◆ Exercise
Scan each line of the records for the word "Probs" and extract the ones that have it.

◆ Task material
|---|

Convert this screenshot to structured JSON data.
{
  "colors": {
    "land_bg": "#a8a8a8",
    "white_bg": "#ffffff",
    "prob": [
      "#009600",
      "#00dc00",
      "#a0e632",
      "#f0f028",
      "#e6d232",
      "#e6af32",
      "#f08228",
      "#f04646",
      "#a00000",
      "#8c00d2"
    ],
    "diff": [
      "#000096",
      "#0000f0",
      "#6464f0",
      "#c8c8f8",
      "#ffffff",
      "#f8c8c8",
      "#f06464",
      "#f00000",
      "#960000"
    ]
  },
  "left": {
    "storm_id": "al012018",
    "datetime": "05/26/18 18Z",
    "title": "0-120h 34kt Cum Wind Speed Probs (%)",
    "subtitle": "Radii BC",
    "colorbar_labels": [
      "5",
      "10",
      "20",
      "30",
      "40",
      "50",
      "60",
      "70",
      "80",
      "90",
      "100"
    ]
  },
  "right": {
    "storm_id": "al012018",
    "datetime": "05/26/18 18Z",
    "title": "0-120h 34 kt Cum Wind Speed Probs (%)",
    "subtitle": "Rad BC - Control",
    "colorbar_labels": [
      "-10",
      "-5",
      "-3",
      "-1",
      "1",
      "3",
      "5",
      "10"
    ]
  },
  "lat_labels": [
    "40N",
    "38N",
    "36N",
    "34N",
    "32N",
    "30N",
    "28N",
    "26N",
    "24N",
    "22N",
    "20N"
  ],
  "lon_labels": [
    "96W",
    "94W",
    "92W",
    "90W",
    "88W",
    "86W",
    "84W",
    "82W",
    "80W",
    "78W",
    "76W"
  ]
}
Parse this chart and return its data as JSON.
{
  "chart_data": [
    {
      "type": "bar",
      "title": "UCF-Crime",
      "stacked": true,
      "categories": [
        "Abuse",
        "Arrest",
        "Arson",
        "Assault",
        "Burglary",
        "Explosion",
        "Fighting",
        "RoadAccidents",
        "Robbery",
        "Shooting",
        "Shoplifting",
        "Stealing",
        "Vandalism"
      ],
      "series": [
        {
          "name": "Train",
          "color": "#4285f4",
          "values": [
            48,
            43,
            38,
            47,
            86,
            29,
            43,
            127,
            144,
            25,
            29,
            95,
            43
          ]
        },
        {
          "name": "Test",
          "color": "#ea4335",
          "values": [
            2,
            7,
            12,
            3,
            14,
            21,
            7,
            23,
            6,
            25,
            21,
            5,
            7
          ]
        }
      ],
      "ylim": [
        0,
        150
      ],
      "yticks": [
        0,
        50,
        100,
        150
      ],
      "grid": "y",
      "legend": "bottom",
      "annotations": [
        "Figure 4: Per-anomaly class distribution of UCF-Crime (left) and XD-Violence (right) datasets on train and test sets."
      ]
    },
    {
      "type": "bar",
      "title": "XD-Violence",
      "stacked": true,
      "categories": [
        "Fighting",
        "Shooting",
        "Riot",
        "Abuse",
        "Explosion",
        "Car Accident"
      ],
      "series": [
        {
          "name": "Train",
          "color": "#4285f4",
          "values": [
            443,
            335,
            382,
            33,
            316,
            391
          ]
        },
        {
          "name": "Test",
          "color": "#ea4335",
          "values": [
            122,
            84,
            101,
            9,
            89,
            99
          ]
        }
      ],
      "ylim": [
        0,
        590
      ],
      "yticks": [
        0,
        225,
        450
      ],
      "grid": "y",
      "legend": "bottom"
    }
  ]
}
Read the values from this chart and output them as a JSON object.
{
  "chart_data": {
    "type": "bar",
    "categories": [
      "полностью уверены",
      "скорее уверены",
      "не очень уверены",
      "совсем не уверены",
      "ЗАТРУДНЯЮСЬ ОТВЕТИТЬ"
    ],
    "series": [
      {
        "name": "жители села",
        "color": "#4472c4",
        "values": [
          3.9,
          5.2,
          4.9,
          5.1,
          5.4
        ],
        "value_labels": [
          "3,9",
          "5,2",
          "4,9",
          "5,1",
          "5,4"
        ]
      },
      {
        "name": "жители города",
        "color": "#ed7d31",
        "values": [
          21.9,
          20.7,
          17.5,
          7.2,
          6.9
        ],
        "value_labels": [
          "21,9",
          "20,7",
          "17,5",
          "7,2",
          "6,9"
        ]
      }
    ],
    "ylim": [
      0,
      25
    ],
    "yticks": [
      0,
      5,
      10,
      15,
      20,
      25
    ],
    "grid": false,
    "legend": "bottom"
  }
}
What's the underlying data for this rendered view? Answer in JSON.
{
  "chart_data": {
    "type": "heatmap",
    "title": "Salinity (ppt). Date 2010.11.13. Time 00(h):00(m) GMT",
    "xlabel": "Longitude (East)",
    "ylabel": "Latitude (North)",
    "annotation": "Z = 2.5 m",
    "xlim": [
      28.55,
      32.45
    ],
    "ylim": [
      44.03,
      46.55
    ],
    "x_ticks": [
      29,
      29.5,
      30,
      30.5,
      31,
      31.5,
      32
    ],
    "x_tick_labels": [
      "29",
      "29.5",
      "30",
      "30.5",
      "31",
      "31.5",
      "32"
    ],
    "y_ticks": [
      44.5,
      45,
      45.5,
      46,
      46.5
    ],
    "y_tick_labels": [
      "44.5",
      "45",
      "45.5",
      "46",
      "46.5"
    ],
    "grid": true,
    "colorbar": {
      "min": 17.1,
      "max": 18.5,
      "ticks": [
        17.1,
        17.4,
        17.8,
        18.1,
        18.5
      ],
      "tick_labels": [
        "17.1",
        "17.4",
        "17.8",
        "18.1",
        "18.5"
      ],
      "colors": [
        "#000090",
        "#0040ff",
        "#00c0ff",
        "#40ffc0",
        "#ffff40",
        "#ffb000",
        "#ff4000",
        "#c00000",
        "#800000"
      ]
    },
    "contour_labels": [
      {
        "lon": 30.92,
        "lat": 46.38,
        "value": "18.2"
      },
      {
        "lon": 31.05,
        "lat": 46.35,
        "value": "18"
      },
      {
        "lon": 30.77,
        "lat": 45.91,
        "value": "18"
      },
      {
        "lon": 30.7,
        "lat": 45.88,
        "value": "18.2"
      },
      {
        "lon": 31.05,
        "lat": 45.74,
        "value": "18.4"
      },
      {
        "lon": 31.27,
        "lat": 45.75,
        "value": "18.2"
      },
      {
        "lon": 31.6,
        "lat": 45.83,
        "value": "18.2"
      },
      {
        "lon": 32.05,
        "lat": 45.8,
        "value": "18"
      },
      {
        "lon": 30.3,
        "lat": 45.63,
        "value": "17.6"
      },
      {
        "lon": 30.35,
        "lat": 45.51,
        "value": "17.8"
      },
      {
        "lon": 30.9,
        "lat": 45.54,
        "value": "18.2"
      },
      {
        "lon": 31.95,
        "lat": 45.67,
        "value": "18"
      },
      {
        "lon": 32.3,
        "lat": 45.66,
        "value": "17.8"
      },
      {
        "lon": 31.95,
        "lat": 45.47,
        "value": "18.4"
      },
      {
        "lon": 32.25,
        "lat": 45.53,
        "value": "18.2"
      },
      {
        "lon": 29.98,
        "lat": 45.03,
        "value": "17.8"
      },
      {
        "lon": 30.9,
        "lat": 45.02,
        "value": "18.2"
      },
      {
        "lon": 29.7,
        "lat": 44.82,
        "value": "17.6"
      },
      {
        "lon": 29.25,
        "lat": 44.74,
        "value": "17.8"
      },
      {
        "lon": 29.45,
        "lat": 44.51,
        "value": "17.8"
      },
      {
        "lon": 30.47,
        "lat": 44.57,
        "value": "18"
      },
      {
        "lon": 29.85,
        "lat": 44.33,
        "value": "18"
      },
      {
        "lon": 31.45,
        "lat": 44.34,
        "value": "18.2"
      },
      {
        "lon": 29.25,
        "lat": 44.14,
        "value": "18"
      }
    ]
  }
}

|---|

◆ The result
    "title": "0-120h 34kt Cum Wind Speed Probs (%)",
    "title": "0-120h 34 kt Cum Wind Speed Probs (%)",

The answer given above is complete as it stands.